Input |
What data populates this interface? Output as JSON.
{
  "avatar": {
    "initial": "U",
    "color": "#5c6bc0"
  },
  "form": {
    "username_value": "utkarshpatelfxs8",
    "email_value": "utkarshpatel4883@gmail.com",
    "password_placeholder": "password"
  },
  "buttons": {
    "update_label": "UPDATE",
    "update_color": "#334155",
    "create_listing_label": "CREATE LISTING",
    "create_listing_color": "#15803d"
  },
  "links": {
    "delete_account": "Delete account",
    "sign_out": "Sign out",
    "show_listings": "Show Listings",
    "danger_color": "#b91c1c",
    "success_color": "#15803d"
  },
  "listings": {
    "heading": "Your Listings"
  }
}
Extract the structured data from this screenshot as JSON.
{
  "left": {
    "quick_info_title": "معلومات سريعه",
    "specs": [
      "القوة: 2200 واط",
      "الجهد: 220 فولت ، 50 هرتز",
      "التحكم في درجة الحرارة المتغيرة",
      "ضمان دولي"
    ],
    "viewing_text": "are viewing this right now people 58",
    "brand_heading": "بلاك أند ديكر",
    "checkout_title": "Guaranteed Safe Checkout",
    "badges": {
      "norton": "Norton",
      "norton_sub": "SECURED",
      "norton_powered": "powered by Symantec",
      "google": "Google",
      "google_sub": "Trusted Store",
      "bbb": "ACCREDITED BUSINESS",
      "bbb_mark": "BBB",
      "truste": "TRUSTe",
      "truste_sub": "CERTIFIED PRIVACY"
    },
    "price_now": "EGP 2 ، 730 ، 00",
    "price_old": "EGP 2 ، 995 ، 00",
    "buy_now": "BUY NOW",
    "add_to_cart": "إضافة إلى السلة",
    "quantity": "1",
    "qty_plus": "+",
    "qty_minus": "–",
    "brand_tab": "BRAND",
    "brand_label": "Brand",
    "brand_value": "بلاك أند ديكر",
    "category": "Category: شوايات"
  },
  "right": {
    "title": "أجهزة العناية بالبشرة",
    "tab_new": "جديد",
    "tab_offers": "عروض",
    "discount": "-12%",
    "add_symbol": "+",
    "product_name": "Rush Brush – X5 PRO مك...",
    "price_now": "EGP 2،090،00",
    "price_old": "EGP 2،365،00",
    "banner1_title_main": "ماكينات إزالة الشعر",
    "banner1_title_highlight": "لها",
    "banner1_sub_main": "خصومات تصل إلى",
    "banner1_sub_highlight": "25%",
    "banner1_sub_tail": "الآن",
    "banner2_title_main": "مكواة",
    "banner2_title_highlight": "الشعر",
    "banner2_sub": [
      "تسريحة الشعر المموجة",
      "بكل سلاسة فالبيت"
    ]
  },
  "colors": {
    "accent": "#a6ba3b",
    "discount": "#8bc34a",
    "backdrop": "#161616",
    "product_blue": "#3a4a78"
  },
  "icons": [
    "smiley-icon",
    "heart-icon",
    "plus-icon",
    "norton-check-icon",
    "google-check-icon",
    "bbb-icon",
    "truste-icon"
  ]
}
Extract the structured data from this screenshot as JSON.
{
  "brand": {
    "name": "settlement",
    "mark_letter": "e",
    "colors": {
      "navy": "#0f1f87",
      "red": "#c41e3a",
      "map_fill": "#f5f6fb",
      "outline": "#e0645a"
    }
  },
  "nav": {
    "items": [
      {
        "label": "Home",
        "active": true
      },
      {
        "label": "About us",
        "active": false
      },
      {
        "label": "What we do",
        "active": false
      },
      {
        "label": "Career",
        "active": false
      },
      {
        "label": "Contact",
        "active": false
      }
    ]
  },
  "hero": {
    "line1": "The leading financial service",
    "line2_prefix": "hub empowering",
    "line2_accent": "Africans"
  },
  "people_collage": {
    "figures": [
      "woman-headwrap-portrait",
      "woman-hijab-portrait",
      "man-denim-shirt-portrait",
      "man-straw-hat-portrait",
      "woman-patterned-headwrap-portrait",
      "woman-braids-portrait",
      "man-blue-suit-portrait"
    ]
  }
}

What you have to do |
Extract all of the material exactly as it is written.

Response to the task |
What data populates this interface? Output as JSON.
{
  "avatar": {
    "initial": "U",
    "color": "#5c6bc0"
  },
  "form": {
    "username_value": "utkarshpatelfxs8",
    "email_value": "utkarshpatel4883@gmail.com",
    "password_placeholder": "password"
  },
  "buttons": {
    "update_label": "UPDATE",
    "update_color": "#334155",
    "create_listing_label": "CREATE LISTING",
    "create_listing_color": "#15803d"
  },
  "links": {
    "delete_account": "Delete account",
    "sign_out": "Sign out",
    "show_listings": "Show Listings",
    "danger_color": "#b91c1c",
    "success_color": "#15803d"
  },
  "listings": {
    "heading": "Your Listings"
  }
}
Extract the structured data from this screenshot as JSON.
{
  "left": {
    "quick_info_title": "معلومات سريعه",
    "specs": [
      "القوة: 2200 واط",
      "الجهد: 220 فولت ، 50 هرتز",
      "التحكم في درجة الحرارة المتغيرة",
      "ضمان دولي"
    ],
    "viewing_text": "are viewing this right now people 58",
    "brand_heading": "بلاك أند ديكر",
    "checkout_title": "Guaranteed Safe Checkout",
    "badges": {
      "norton": "Norton",
      "norton_sub": "SECURED",
      "norton_powered": "powered by Symantec",
      "google": "Google",
      "google_sub": "Trusted Store",
      "bbb": "ACCREDITED BUSINESS",
      "bbb_mark": "BBB",
      "truste": "TRUSTe",
      "truste_sub": "CERTIFIED PRIVACY"
    },
    "price_now": "EGP 2 ، 730 ، 00",
    "price_old": "EGP 2 ، 995 ، 00",
    "buy_now": "BUY NOW",
    "add_to_cart": "إضافة إلى السلة",
    "quantity": "1",
    "qty_plus": "+",
    "qty_minus": "–",
    "brand_tab": "BRAND",
    "brand_label": "Brand",
    "brand_value": "بلاك أند ديكر",
    "category": "Category: شوايات"
  },
  "right": {
    "title": "أجهزة العناية بالبشرة",
    "tab_new": "جديد",
    "tab_offers": "عروض",
    "discount": "-12%",
    "add_symbol": "+",
    "product_name": "Rush Brush – X5 PRO مك...",
    "price_now": "EGP 2،090،00",
    "price_old": "EGP 2،365،00",
    "banner1_title_main": "ماكينات إزالة الشعر",
    "banner1_title_highlight": "لها",
    "banner1_sub_main": "خصومات تصل إلى",
    "banner1_sub_highlight": "25%",
    "banner1_sub_tail": "الآن",
    "banner2_title_main": "مكواة",
    "banner2_title_highlight": "الشعر",
    "banner2_sub": [
      "تسريحة الشعر المموجة",
      "بكل سلاسة فالبيت"
    ]
  },
  "colors": {
    "accent": "#a6ba3b",
    "discount": "#8bc34a",
    "backdrop": "#161616",
    "product_blue": "#3a4a78"
  },
  "icons": [
    "smiley-icon",
    "heart-icon",
    "plus-icon",
    "norton-check-icon",
    "google-check-icon",
    "bbb-icon",
    "truste-icon"
  ]
}
Extract the structured data from this screenshot as JSON.
{
  "brand": {
    "name": "settlement",
    "mark_letter": "e",
    "colors": {
      "navy": "#0f1f87",
      "red": "#c41e3a",
      "map_fill": "#f5f6fb",
      "outline": "#e0645a"
    }
  },
  "nav": {
    "items": [
      {
        "label": "Home",
        "active": true
      },
      {
        "label": "About us",
        "active": false
      },
      {
        "label": "What we do",
        "active": false
      },
      {
        "label": "Career",
        "active": false
      },
      {
        "label": "Contact",
        "active": false
      }
    ]
  },
  "hero": {
    "line1": "The leading financial service",
    "line2_prefix": "hub empowering",
    "line2_accent": "Africans"
  },
  "people_collage": {
    "figures": [
      "woman-headwrap-portrait",
      "woman-hijab-portrait",
      "man-denim-shirt-portrait",
      "man-straw-hat-portrait",
      "woman-patterned-headwrap-portrait",
      "woman-braids-portrait",
      "man-blue-suit-portrait"
    ]
  }
}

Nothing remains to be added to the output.